### Set problem
Using the records below, count the lines with "Kofránek" in them. Give the number only.

___ Data shown

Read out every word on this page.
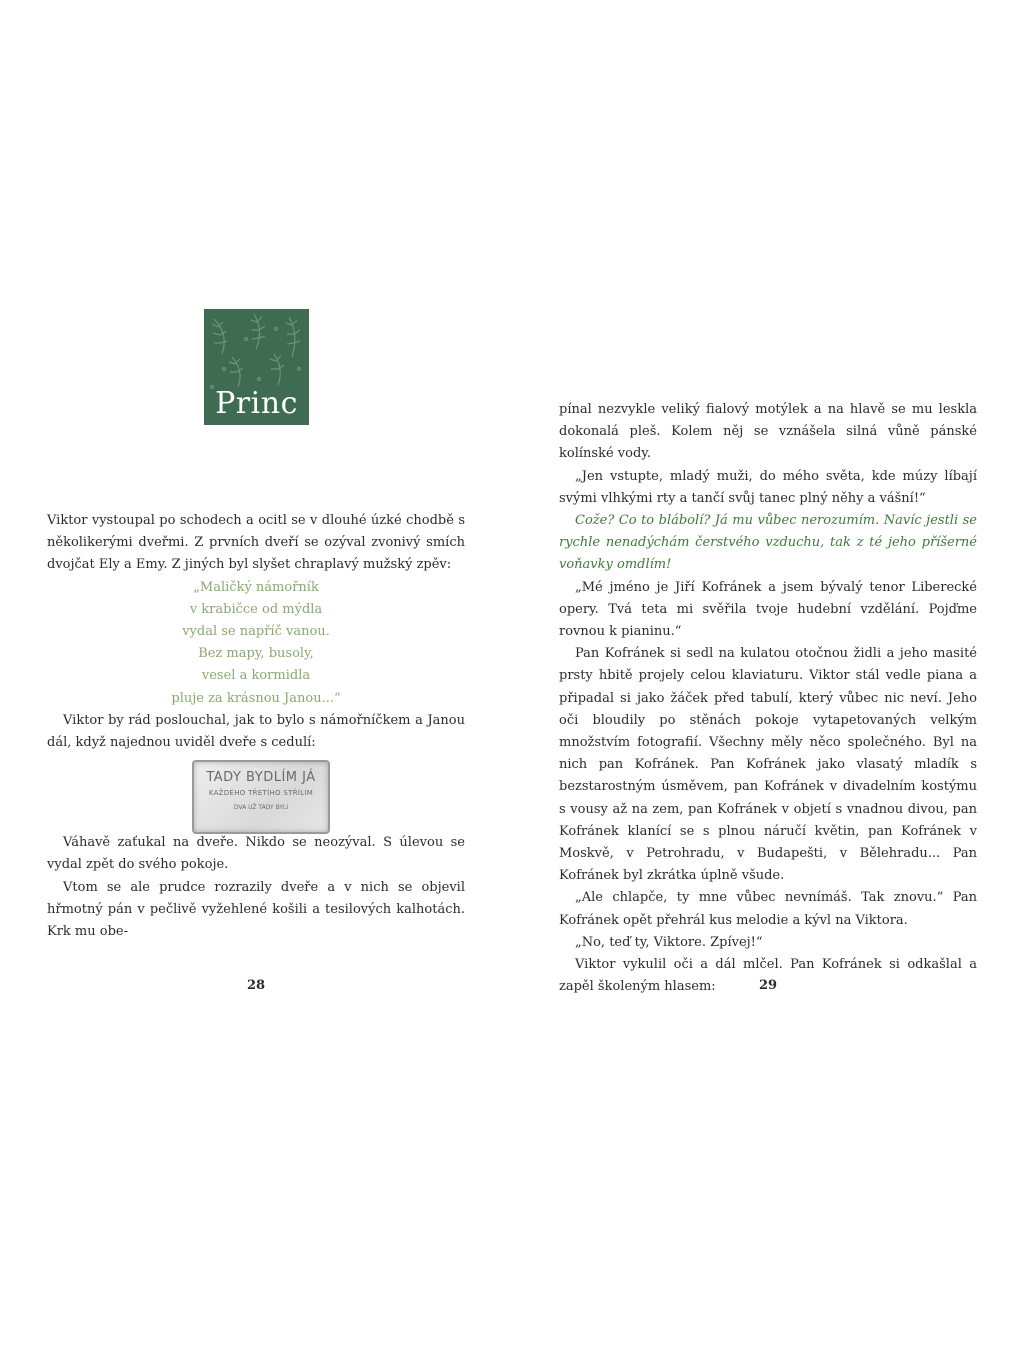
Princ

Viktor vystoupal po schodech a ocitl se v dlouhé úzké chodbě s několikerými dveřmi. Z prvních dveří se ozýval zvonivý smích dvojčat Ely a Emy. Z jiných byl slyšet chraplavý mužský zpěv:

„Maličký námořník
v krabičce od mýdla
vydal se napříč vanou.
Bez mapy, busoly,
vesel a kormidla
pluje za krásnou Janou...“

Viktor by rád poslouchal, jak to bylo s námořníčkem a Janou dál, když najednou uviděl dveře s cedulí:

TADY BYDLÍM JÁ
KAŽDÉHO TŘETÍHO STŘÍLÍM
DVA UŽ TADY BYLI

Váhavě zaťukal na dveře. Nikdo se neozýval. S úlevou se vydal zpět do svého pokoje.

Vtom se ale prudce rozrazily dveře a v nich se objevil hřmotný pán v pečlivě vyžehlené košili a tesilových kalhotách. Krk mu obe-

28

pínal nezvykle veliký fialový motýlek a na hlavě se mu leskla dokonalá pleš. Kolem něj se vznášela silná vůně pánské kolínské vody.

„Jen vstupte, mladý muži, do mého světa, kde múzy líbají svými vlhkými rty a tančí svůj tanec plný něhy a vášní!“

Cože? Co to blábolí? Já mu vůbec nerozumím. Navíc jestli se rychle nenadýchám čerstvého vzduchu, tak z té jeho příšerné voňavky omdlím!

„Mé jméno je Jiří Kofránek a jsem bývalý tenor Liberecké opery. Tvá teta mi svěřila tvoje hudební vzdělání. Pojďme rovnou k pianinu.“

Pan Kofránek si sedl na kulatou otočnou židli a jeho masité prsty hbitě projely celou klaviaturu. Viktor stál vedle piana a připadal si jako žáček před tabulí, který vůbec nic neví. Jeho oči bloudily po stěnách pokoje vytapetovaných velkým množstvím fotografií. Všechny měly něco společného. Byl na nich pan Kofránek. Pan Kofránek jako vlasatý mladík s bezstarostným úsměvem, pan Kofránek v divadelním kostýmu s vousy až na zem, pan Kofránek v objetí s vnadnou divou, pan Kofránek klanící se s plnou náručí květin, pan Kofránek v Moskvě, v Petrohradu, v Budapešti, v Bělehradu... Pan Kofránek byl zkrátka úplně všude.

„Ale chlapče, ty mne vůbec nevnímáš. Tak znovu.“ Pan Kofránek opět přehrál kus melodie a kývl na Viktora.

„No, teď ty, Viktore. Zpívej!“

Viktor vykulil oči a dál mlčel. Pan Kofránek si odkašlal a zapěl školeným hlasem:	29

______

### Answer for this exercise
4